== MATERIAL SHOWN ==

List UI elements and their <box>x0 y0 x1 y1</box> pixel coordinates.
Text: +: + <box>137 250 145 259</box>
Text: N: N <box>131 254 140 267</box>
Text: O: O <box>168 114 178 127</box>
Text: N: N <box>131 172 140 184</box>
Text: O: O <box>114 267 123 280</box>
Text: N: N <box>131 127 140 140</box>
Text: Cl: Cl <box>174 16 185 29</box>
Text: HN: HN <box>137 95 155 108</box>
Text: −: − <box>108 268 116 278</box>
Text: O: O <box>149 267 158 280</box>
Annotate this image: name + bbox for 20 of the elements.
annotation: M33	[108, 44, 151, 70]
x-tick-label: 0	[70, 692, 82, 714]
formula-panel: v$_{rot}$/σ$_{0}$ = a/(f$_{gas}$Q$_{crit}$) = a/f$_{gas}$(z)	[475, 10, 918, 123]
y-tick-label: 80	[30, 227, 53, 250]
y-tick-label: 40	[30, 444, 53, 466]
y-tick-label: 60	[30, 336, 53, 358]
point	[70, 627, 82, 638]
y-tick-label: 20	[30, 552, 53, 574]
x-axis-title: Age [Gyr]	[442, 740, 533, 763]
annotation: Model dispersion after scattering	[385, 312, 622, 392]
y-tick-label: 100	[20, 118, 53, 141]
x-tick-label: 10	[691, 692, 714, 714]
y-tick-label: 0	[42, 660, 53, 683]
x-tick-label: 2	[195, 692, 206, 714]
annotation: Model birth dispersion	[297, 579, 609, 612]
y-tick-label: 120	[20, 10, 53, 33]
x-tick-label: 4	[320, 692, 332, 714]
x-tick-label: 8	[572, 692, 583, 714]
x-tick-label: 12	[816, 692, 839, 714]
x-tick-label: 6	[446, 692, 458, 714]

===
== MATERIAL SHOWN ==

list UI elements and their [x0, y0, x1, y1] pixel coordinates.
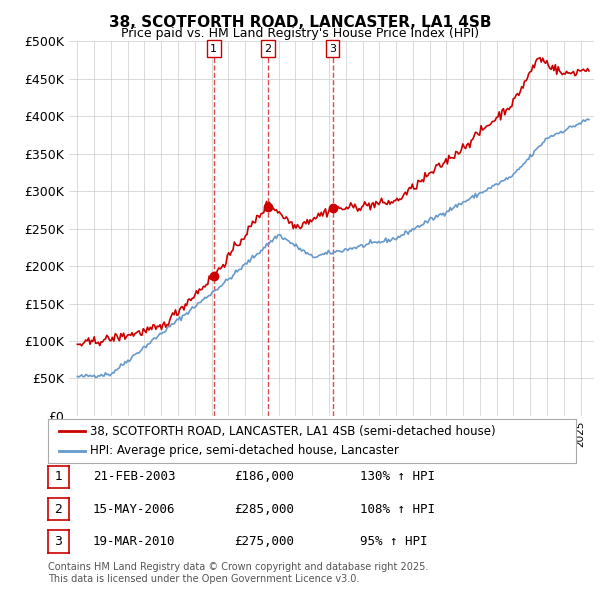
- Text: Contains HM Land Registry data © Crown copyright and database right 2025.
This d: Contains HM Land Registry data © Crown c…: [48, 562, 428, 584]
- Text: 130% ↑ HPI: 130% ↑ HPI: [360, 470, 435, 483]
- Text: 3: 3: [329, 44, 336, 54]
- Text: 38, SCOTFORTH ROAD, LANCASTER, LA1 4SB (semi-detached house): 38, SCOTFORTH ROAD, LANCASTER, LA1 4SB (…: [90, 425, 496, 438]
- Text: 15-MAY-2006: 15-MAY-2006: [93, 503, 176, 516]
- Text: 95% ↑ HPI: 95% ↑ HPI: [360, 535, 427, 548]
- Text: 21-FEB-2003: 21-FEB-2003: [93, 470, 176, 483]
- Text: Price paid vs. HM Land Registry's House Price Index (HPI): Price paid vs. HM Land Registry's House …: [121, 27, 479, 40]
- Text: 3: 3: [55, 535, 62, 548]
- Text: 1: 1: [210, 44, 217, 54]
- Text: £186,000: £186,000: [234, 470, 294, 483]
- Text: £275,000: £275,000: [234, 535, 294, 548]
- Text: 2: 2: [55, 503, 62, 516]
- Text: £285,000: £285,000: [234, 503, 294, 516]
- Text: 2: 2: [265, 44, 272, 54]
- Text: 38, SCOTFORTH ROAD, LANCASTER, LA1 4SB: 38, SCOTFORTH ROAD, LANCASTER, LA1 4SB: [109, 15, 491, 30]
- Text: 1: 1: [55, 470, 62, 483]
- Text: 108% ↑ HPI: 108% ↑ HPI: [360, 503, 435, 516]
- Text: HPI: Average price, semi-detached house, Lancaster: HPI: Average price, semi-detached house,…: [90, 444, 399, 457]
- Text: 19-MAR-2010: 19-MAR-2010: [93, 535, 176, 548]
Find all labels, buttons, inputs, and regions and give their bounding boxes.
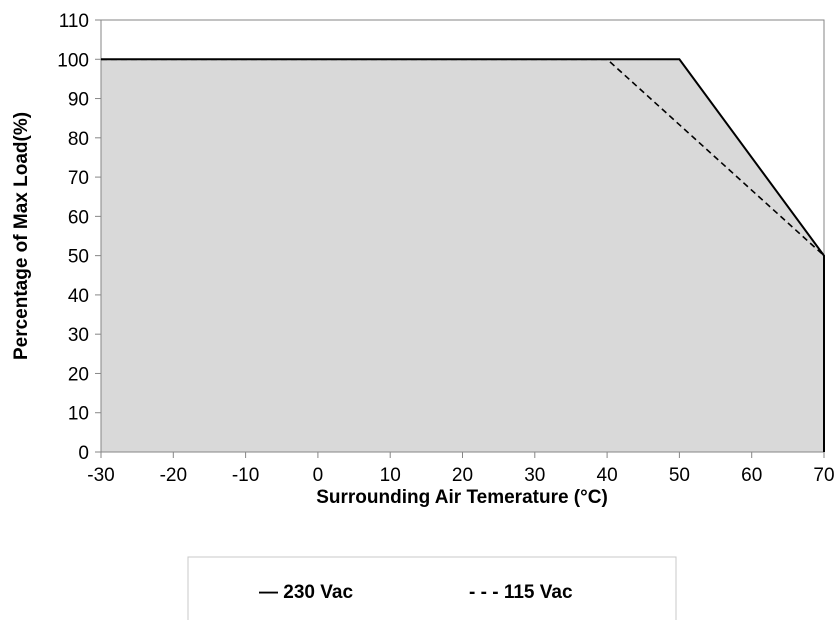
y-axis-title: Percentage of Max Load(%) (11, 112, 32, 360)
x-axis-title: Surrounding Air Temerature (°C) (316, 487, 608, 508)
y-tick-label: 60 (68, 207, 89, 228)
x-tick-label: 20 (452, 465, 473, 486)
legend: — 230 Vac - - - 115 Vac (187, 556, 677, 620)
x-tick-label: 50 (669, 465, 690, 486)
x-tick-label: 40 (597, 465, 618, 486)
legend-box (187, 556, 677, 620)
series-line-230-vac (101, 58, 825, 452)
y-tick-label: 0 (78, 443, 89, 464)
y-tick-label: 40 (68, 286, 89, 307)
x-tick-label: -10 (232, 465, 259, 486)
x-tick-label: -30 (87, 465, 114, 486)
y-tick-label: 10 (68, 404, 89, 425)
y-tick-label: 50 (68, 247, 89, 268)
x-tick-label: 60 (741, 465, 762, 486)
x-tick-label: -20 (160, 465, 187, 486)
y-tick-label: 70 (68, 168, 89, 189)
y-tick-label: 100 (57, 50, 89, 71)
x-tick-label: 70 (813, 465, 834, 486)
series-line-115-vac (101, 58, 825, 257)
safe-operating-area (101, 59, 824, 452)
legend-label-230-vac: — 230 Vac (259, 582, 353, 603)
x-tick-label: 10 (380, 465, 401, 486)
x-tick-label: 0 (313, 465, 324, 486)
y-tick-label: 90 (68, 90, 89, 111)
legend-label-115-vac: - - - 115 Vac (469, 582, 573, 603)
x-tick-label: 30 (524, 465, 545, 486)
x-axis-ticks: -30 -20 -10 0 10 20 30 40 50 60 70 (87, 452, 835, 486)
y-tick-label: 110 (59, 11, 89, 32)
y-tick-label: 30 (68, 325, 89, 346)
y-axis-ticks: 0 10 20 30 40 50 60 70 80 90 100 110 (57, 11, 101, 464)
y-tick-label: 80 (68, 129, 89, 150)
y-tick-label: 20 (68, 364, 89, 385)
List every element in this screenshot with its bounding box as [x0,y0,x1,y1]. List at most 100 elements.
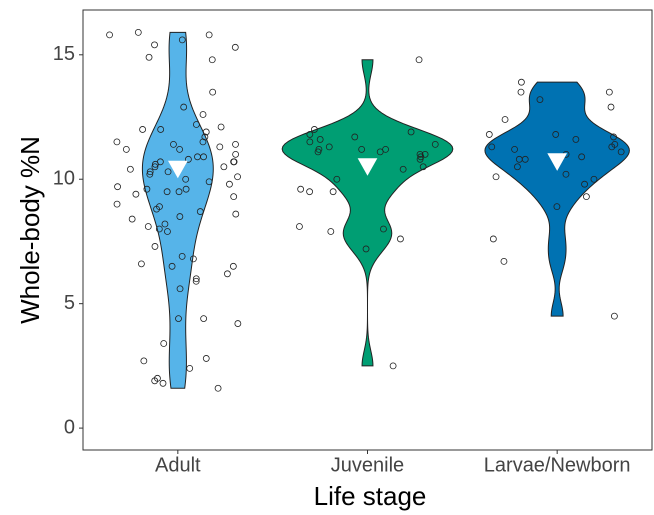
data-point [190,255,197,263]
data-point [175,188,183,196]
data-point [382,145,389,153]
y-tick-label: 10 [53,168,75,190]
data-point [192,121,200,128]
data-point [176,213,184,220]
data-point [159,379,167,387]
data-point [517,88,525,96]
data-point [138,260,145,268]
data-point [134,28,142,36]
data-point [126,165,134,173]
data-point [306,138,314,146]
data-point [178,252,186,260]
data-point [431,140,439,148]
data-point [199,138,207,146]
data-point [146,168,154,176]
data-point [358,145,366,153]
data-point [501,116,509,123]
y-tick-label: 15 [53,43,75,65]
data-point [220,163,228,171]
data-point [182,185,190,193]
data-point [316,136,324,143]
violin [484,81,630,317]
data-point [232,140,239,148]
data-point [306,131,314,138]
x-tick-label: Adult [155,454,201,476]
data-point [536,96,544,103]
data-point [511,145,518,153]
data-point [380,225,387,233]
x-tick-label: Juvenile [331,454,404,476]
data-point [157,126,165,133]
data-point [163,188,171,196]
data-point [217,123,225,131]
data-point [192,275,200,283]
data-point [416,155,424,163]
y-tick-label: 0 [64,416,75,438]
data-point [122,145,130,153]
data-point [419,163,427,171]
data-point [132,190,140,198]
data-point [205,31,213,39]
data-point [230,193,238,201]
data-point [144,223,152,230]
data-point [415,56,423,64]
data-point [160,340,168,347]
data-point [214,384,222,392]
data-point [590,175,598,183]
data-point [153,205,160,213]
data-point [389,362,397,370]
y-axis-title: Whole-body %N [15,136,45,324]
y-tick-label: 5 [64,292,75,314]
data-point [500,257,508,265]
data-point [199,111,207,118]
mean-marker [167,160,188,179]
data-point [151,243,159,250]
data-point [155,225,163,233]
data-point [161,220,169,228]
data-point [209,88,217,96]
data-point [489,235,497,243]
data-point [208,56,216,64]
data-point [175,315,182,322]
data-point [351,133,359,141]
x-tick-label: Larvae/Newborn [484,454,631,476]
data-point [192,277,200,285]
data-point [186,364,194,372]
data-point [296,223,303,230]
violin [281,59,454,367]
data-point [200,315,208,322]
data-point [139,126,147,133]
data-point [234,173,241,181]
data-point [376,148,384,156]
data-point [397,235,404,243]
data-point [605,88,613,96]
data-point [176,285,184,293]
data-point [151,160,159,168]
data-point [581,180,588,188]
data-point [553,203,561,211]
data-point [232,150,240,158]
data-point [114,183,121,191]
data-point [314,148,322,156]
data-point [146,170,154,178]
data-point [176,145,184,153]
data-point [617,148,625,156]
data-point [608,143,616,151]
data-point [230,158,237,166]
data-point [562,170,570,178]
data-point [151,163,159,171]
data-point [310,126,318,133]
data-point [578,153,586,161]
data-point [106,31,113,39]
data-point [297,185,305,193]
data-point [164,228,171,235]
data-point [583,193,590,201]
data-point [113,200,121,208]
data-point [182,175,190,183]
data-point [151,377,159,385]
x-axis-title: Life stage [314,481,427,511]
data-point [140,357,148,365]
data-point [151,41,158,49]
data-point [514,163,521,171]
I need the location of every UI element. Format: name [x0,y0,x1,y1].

===
== MATERIAL SHOWN ==

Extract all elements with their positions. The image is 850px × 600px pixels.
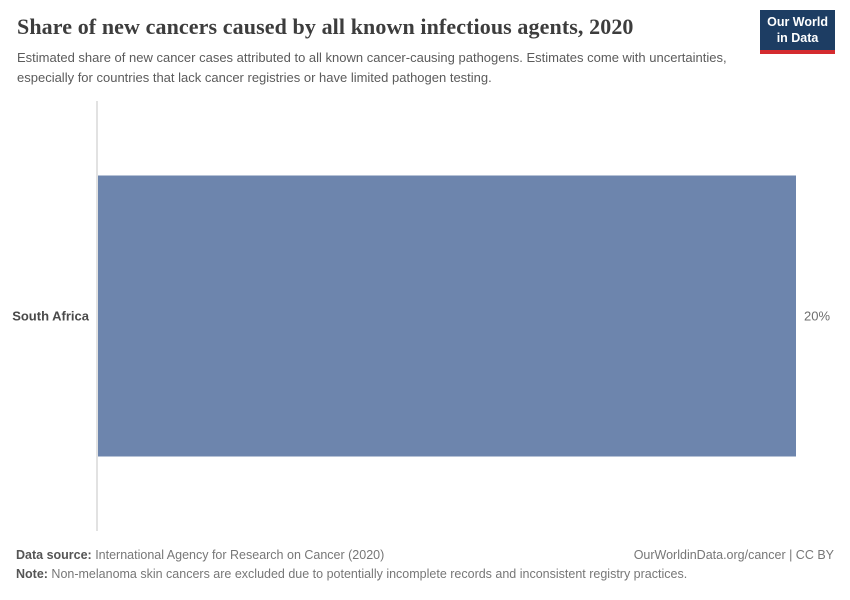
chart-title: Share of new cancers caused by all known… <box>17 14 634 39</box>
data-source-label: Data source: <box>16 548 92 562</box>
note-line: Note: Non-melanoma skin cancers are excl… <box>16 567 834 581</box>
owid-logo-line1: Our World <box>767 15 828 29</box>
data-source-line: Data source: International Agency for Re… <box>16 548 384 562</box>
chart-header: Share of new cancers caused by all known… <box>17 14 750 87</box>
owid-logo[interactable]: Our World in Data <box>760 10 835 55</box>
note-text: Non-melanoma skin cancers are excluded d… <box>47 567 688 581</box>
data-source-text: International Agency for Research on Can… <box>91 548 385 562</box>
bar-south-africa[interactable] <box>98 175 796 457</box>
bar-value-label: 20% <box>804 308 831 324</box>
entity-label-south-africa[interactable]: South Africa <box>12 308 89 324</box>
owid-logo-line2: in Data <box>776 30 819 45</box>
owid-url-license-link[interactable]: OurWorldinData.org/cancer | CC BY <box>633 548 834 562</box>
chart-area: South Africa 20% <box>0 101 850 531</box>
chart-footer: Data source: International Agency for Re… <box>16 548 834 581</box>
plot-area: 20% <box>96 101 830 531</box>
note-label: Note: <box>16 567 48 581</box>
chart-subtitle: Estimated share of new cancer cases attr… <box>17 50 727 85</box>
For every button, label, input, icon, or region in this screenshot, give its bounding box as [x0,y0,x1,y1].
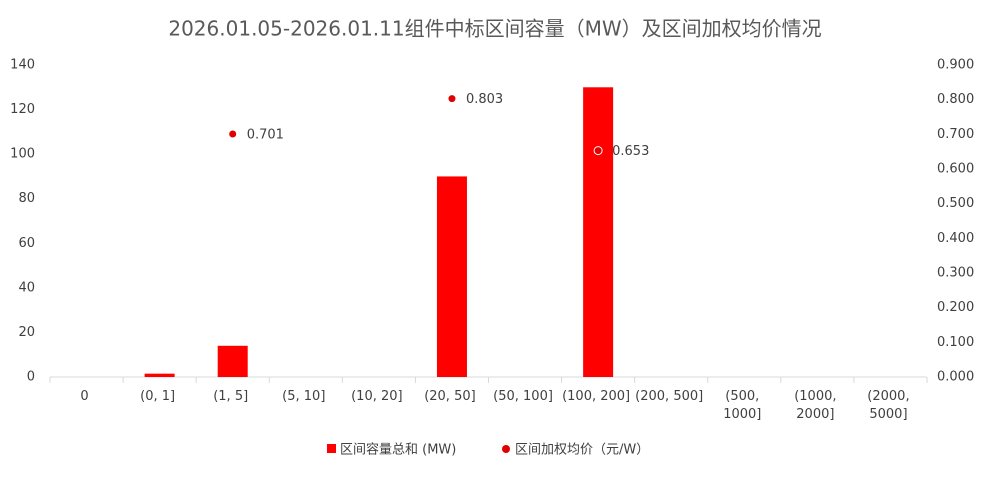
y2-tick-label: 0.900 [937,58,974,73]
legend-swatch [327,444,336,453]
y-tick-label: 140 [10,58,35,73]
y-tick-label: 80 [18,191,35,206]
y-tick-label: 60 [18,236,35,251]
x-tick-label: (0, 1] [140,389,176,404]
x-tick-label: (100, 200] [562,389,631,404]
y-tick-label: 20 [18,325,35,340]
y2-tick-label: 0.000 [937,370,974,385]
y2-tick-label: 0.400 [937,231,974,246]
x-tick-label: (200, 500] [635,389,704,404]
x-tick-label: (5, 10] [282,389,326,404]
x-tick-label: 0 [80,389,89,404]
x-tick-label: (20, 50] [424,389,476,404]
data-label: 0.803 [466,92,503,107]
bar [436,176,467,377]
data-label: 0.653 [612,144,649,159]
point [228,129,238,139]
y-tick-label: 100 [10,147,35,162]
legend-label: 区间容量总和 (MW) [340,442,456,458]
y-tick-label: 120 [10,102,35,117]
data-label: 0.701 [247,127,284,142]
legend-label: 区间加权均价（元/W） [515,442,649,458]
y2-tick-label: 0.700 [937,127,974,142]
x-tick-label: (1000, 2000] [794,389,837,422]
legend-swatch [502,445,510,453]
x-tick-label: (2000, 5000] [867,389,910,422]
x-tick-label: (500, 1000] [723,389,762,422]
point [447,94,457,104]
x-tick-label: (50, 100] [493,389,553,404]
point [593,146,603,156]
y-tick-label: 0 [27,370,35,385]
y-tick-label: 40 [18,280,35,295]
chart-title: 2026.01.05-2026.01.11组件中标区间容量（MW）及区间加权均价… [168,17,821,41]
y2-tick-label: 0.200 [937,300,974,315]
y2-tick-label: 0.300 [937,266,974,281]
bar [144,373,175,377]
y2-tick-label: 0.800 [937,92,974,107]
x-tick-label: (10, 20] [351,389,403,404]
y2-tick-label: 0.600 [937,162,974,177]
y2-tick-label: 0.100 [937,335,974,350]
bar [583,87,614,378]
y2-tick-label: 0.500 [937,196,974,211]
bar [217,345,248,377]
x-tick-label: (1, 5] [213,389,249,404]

===

TASK REQUIREMENTS -
Please pull out every line of the material above that contains the string "axis" and copy each one in full. Treat uppercase and lowercase as different when matching.

TASK RESULT -
x-axis-title: Age [Gyr]	[442, 740, 533, 763]
y-axis-title: Percentage of Max Load(%) (11, 112, 32, 360)
x-axis-title: Surrounding Air Temerature (°C) (316, 487, 608, 508)
x-axis-ticks: -30 -20 -10 0 10 20 30 40 50 60 70 (87, 452, 835, 486)
y-axis-ticks: 0 10 20 30 40 50 60 70 80 90 100 110 (57, 11, 101, 464)
y-axis-title: Whole-body %N [15,136,45,324]
x-axis-title: Life stage [314,481,427,511]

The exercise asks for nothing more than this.